To study the optimal conditions for both char burnout and NOx emission, six cases were considered in the CFD simulation for adjusting the air operating conditions of the boiler after validation using the reference case. Case R is the reference case that is based on the actual operating conditions (Table 5). The total air required for case R was 105.91 kg/s of combustion air with excess air of 15%. This includes 20, 40, and 25% of primary, secondary, and tertiary air, respectively, and 15% of total over-fired air (OFA). The combustion process is influenced by the interaction of available oxygen and fuel,34 which affects the char burnout and NO emission in the furnace zone, particularly in the burner zone. To evaluate this interaction, the effect of air distribution between the secondary and tertiary air was conducted. The adjustment of the secondary air ratio from 30% in case 1 to 40% in case R and to 50% in case 2 of total air was implemented (Table 6). Holtmeyer et al.35 compared different biomass particle sizes and their effects on the flame structure and length. The results showed that an increase in the volatile fraction resulted in an increase in the flame length near the burner zone. This further had a considerable effect on the thermal-NO formation. In this study, the biomass particle input with a wide range of particle size distribution and input position was influenced by the burnout time of each particle size and char burnout. Therefore, the position of the burner standby or burner active (Table 6) is considered, such as BNR A standby (A standby) (case 3), BNR B standby (B standby) (case R), BNR C standby (C standby) (case 4), and BNR D standby (D standby) (case 5), which is known to be effective in the reduction of fuel NOx formation and increasing high char conversion.

Table 5. Operating Conditions of the Reference Case.

input conditions values/description
biomass inlet, kg/s 20.0508 kg/s through 12 primary ports
operating conditions total air inlet for each burner 8.8254 kg/s with excess air 15% and primary/secondary/tertiary/OFA ratio = 20/40/25/15%.
  Three burner rows A, C, and D active and B standby

Table 6. Operating Conditions at Six Cases.

• **STORED ROWS**:
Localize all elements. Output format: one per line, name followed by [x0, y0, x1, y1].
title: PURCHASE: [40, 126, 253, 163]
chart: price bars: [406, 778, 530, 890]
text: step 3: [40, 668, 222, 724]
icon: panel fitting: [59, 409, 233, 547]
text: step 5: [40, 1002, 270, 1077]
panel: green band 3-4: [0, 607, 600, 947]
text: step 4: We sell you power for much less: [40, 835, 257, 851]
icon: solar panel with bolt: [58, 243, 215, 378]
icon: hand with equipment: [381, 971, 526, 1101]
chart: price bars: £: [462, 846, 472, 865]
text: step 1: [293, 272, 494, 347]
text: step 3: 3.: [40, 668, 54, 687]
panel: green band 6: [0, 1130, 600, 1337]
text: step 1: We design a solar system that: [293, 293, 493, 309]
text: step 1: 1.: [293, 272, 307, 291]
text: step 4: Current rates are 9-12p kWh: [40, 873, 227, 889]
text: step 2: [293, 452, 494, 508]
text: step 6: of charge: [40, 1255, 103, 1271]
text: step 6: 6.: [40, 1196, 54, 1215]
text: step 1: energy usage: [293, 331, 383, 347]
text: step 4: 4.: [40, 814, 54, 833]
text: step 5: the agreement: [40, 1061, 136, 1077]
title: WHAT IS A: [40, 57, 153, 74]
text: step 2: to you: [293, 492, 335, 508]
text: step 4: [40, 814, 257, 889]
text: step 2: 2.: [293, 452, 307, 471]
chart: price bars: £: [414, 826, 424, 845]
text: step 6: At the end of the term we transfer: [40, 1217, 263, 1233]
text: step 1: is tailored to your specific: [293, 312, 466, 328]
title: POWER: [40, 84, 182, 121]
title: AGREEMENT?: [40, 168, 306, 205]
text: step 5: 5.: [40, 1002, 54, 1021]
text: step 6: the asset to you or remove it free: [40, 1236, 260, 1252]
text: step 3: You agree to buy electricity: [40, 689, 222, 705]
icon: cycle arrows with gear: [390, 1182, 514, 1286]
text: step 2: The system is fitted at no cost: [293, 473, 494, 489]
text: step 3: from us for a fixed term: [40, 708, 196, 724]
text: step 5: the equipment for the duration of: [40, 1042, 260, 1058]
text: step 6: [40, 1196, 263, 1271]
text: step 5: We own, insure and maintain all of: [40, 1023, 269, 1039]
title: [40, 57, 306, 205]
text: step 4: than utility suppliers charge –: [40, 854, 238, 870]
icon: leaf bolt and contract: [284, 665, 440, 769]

• **WHAT YOU NEED TO DO**:
• a. Check each statement against the boiler combustion excerpt and answer yes or no for each, quoting the exact words from the text that settle it: (i) The reference case ran with 15% excess air. (ii) Case 2 set the secondary air at 30% of total air. (iii) In the reference case, burner row B was on standby.
• b. Write out the boiler combustion excerpt again from "Table 5. Operating" up to and including "at Six Cases.", swapping every "standby" for "idle".

• **FINAL ANSWERS**:
• a.
(i) Yes: "with excess air of 15%"
(ii) No: "from 30% in case 1 to 40% in case R and to 50% in case 2 of total air"
(iii) Yes: "Three burner rows A, C, and D active and B standby"

• b.
Table 5. Operating Conditions of the Reference Case.

input conditions values/description
biomass inlet, kg/s 20.0508 kg/s through 12 primary ports
operating conditions total air inlet for each burner 8.8254 kg/s with excess air 15% and primary/secondary/tertiary/OFA ratio = 20/40/25/15%.
  Three burner rows A, C, and D active and B idle

Table 6. Operating Conditions at Six Cases.